DIRECTIONS:
Copy all the entries below exactly, but not the pictures.
[Start of EXERCISE DATA]
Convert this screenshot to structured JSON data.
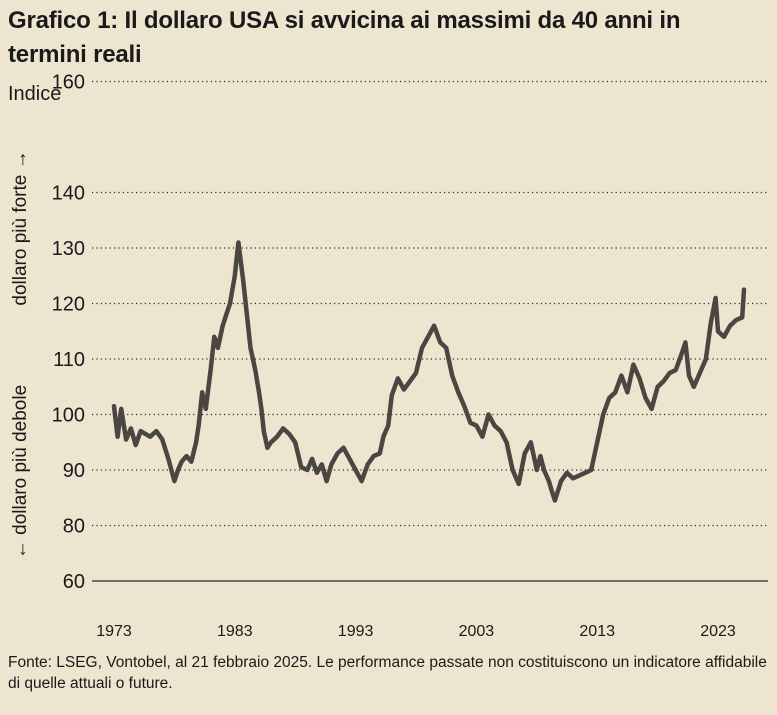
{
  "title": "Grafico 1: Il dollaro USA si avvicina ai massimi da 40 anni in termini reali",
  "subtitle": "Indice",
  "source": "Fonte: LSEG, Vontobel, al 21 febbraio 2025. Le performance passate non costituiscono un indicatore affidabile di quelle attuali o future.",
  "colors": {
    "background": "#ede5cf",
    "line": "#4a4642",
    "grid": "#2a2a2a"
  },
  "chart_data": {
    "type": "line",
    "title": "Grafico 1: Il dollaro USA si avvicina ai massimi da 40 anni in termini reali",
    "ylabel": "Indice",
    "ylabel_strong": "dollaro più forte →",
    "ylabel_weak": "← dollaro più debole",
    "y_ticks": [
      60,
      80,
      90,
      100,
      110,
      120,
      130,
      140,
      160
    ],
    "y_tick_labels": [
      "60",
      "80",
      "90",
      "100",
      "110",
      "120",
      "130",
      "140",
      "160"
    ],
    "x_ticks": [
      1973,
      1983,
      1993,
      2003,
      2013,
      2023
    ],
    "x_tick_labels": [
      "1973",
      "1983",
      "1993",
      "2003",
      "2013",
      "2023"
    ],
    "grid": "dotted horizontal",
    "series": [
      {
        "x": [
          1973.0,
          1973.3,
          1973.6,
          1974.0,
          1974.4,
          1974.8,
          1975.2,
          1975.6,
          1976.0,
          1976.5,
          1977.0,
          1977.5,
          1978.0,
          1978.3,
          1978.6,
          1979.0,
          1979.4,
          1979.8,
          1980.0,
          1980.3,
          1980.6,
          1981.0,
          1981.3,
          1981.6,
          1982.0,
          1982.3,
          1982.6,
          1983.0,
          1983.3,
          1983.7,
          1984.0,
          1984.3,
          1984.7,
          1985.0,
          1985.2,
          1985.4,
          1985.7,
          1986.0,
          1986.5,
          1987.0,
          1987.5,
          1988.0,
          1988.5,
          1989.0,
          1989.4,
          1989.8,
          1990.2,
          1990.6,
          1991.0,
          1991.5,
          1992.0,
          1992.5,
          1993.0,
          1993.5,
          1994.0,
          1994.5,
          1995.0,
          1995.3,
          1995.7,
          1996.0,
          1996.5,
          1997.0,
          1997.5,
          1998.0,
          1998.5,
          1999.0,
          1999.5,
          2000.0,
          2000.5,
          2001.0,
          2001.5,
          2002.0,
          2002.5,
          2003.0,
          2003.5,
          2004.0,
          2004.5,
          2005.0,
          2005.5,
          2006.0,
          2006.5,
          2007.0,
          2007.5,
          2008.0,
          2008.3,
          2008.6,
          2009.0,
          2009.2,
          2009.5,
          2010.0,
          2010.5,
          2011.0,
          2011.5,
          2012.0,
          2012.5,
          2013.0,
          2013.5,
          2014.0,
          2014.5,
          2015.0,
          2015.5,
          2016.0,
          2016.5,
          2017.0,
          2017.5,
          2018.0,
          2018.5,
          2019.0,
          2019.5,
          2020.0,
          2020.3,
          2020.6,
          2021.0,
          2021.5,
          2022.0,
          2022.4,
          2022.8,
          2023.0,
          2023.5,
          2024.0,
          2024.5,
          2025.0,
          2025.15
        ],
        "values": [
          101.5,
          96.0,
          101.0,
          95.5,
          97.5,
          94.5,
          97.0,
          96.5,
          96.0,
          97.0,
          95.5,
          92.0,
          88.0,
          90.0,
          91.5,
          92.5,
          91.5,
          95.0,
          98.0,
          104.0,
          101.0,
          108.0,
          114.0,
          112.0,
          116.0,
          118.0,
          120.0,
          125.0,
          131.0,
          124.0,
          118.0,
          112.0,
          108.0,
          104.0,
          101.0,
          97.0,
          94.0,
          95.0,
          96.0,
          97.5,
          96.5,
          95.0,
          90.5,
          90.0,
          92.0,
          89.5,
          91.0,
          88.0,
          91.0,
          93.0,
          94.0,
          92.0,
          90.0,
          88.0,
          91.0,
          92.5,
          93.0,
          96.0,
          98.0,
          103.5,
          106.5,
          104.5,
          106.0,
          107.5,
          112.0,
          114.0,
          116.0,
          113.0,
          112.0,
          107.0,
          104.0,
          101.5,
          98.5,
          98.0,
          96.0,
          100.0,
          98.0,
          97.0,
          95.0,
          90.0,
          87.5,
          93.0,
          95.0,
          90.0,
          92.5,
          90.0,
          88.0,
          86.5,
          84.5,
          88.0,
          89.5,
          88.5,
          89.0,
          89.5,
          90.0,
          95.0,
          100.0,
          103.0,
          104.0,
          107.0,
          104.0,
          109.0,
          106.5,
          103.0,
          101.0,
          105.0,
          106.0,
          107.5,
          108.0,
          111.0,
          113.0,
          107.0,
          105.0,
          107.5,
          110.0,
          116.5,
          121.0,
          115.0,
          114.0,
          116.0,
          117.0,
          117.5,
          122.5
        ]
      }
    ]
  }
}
[End of EXERCISE DATA]
THE REPLY:
Convert this screenshot to structured JSON data.
{
  "title": "Grafico 1: Il dollaro USA si avvicina ai massimi da 40 anni in termini reali",
  "subtitle": "Indice",
  "source": "Fonte: LSEG, Vontobel, al 21 febbraio 2025. Le performance passate non costituiscono un indicatore affidabile di quelle attuali o future.",
  "colors": {
    "background": "#ede5cf",
    "line": "#4a4642",
    "grid": "#2a2a2a"
  },
  "chart_data": {
    "type": "line",
    "title": "Grafico 1: Il dollaro USA si avvicina ai massimi da 40 anni in termini reali",
    "ylabel": "Indice",
    "ylabel_strong": "dollaro più forte →",
    "ylabel_weak": "← dollaro più debole",
    "y_ticks": [
      60,
      80,
      90,
      100,
      110,
      120,
      130,
      140,
      160
    ],
    "y_tick_labels": [
      "60",
      "80",
      "90",
      "100",
      "110",
      "120",
      "130",
      "140",
      "160"
    ],
    "x_ticks": [
      1973,
      1983,
      1993,
      2003,
      2013,
      2023
    ],
    "x_tick_labels": [
      "1973",
      "1983",
      "1993",
      "2003",
      "2013",
      "2023"
    ],
    "grid": "dotted horizontal",
    "series": [
      {
        "x": [
          1973.0,
          1973.3,
          1973.6,
          1974.0,
          1974.4,
          1974.8,
          1975.2,
          1975.6,
          1976.0,
          1976.5,
          1977.0,
          1977.5,
          1978.0,
          1978.3,
          1978.6,
          1979.0,
          1979.4,
          1979.8,
          1980.0,
          1980.3,
          1980.6,
          1981.0,
          1981.3,
          1981.6,
          1982.0,
          1982.3,
          1982.6,
          1983.0,
          1983.3,
          1983.7,
          1984.0,
          1984.3,
          1984.7,
          1985.0,
          1985.2,
          1985.4,
          1985.7,
          1986.0,
          1986.5,
          1987.0,
          1987.5,
          1988.0,
          1988.5,
          1989.0,
          1989.4,
          1989.8,
          1990.2,
          1990.6,
          1991.0,
          1991.5,
          1992.0,
          1992.5,
          1993.0,
          1993.5,
          1994.0,
          1994.5,
          1995.0,
          1995.3,
          1995.7,
          1996.0,
          1996.5,
          1997.0,
          1997.5,
          1998.0,
          1998.5,
          1999.0,
          1999.5,
          2000.0,
          2000.5,
          2001.0,
          2001.5,
          2002.0,
          2002.5,
          2003.0,
          2003.5,
          2004.0,
          2004.5,
          2005.0,
          2005.5,
          2006.0,
          2006.5,
          2007.0,
          2007.5,
          2008.0,
          2008.3,
          2008.6,
          2009.0,
          2009.2,
          2009.5,
          2010.0,
          2010.5,
          2011.0,
          2011.5,
          2012.0,
          2012.5,
          2013.0,
          2013.5,
          2014.0,
          2014.5,
          2015.0,
          2015.5,
          2016.0,
          2016.5,
          2017.0,
          2017.5,
          2018.0,
          2018.5,
          2019.0,
          2019.5,
          2020.0,
          2020.3,
          2020.6,
          2021.0,
          2021.5,
          2022.0,
          2022.4,
          2022.8,
          2023.0,
          2023.5,
          2024.0,
          2024.5,
          2025.0,
          2025.15
        ],
        "values": [
          101.5,
          96.0,
          101.0,
          95.5,
          97.5,
          94.5,
          97.0,
          96.5,
          96.0,
          97.0,
          95.5,
          92.0,
          88.0,
          90.0,
          91.5,
          92.5,
          91.5,
          95.0,
          98.0,
          104.0,
          101.0,
          108.0,
          114.0,
          112.0,
          116.0,
          118.0,
          120.0,
          125.0,
          131.0,
          124.0,
          118.0,
          112.0,
          108.0,
          104.0,
          101.0,
          97.0,
          94.0,
          95.0,
          96.0,
          97.5,
          96.5,
          95.0,
          90.5,
          90.0,
          92.0,
          89.5,
          91.0,
          88.0,
          91.0,
          93.0,
          94.0,
          92.0,
          90.0,
          88.0,
          91.0,
          92.5,
          93.0,
          96.0,
          98.0,
          103.5,
          106.5,
          104.5,
          106.0,
          107.5,
          112.0,
          114.0,
          116.0,
          113.0,
          112.0,
          107.0,
          104.0,
          101.5,
          98.5,
          98.0,
          96.0,
          100.0,
          98.0,
          97.0,
          95.0,
          90.0,
          87.5,
          93.0,
          95.0,
          90.0,
          92.5,
          90.0,
          88.0,
          86.5,
          84.5,
          88.0,
          89.5,
          88.5,
          89.0,
          89.5,
          90.0,
          95.0,
          100.0,
          103.0,
          104.0,
          107.0,
          104.0,
          109.0,
          106.5,
          103.0,
          101.0,
          105.0,
          106.0,
          107.5,
          108.0,
          111.0,
          113.0,
          107.0,
          105.0,
          107.5,
          110.0,
          116.5,
          121.0,
          115.0,
          114.0,
          116.0,
          117.0,
          117.5,
          122.5
        ]
      }
    ]
  }
}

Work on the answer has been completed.